What is needed » Omit the pictures, then write out every entry exactly as it reads.

Stored rows »
□ □ □ □ □
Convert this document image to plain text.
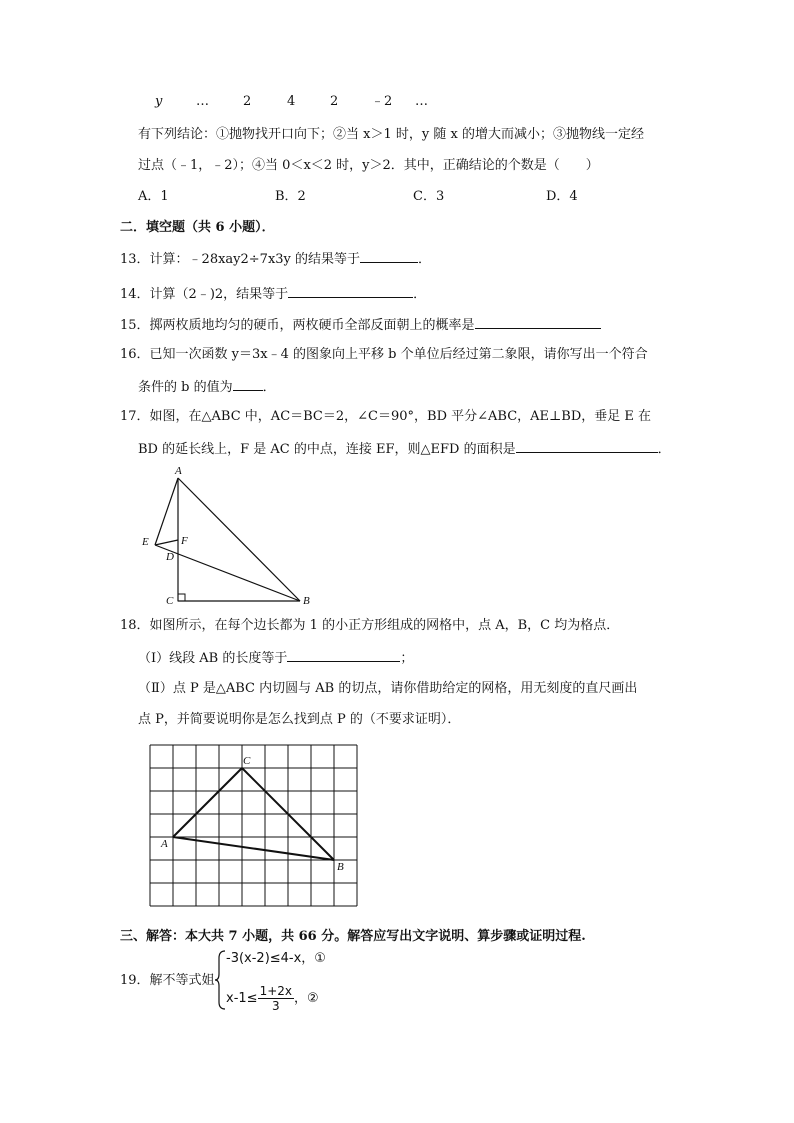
y	…	2	4	2	﹣2 …
有下列结论：①抛物找开口向下；②当 x＞1 时，y 随 x 的增大而减小；③抛物线一定经
过点（﹣1，﹣2）；④当 0＜x＜2 时，y＞2．其中，正确结论的个数是（　　）
A．1	B．2	C．3	D．4
二．填空题（共 6 小题）．
13．计算：﹣28xay2÷7x3y 的结果等于	．
14．计算（2﹣)2，结果等于	．
15．掷两枚质地均匀的硬币，两枚硬币全部反面朝上的概率是
16．已知一次函数 y＝3x﹣4 的图象向上平移 b 个单位后经过第二象限，请你写出一个符合
条件的 b 的值为 ．
17．如图，在△ABC 中，AC＝BC＝2，∠C＝90°，BD 平分∠ABC，AE⊥BD，垂足 E 在
BD 的延长线上，F 是 AC 的中点，连接 EF，则△EFD 的面积是	．
A
E	F
D
C	B
18．如图所示，在每个边长都为 1 的小正方形组成的网格中，点 A，B，C 均为格点．
（Ⅰ）线段 AB 的长度等于	；
（Ⅱ）点 P 是△ABC 内切圆与 AB 的切点，请你借助给定的网格，用无刻度的直尺画出
点 P，并简要说明你是怎么找到点 P 的（不要求证明）．
C
A
B
三、解答：本大共 7 小题，共 66 分。解答应写出文字说明、算步骤或证明过程.
19．解不等式姐
-3(x-2)≤4-x，①
$x-1\le \frac{1+2x}{3}$ ，②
□ □ □ □ □
Completed exercise »
Convert this document image to plain text.
y	…	2	4	2	﹣2 …
有下列结论：①抛物找开口向下；②当 x＞1 时，y 随 x 的增大而减小；③抛物线一定经
过点（﹣1，﹣2）；④当 0＜x＜2 时，y＞2．其中，正确结论的个数是（　　）
A．1	B．2	C．3	D．4
二．填空题（共 6 小题）．
13．计算：﹣28xay2÷7x3y 的结果等于	．
14．计算（2﹣)2，结果等于	．
15．掷两枚质地均匀的硬币，两枚硬币全部反面朝上的概率是
16．已知一次函数 y＝3x﹣4 的图象向上平移 b 个单位后经过第二象限，请你写出一个符合
条件的 b 的值为 ．
17．如图，在△ABC 中，AC＝BC＝2，∠C＝90°，BD 平分∠ABC，AE⊥BD，垂足 E 在
BD 的延长线上，F 是 AC 的中点，连接 EF，则△EFD 的面积是	．
A
E	F
D
C	B
18．如图所示，在每个边长都为 1 的小正方形组成的网格中，点 A，B，C 均为格点．
（Ⅰ）线段 AB 的长度等于	；
（Ⅱ）点 P 是△ABC 内切圆与 AB 的切点，请你借助给定的网格，用无刻度的直尺画出
点 P，并简要说明你是怎么找到点 P 的（不要求证明）．
C
A
B
三、解答：本大共 7 小题，共 66 分。解答应写出文字说明、算步骤或证明过程.
19．解不等式姐
-3(x-2)≤4-x，①
$x-1\le \frac{1+2x}{3}$ ，②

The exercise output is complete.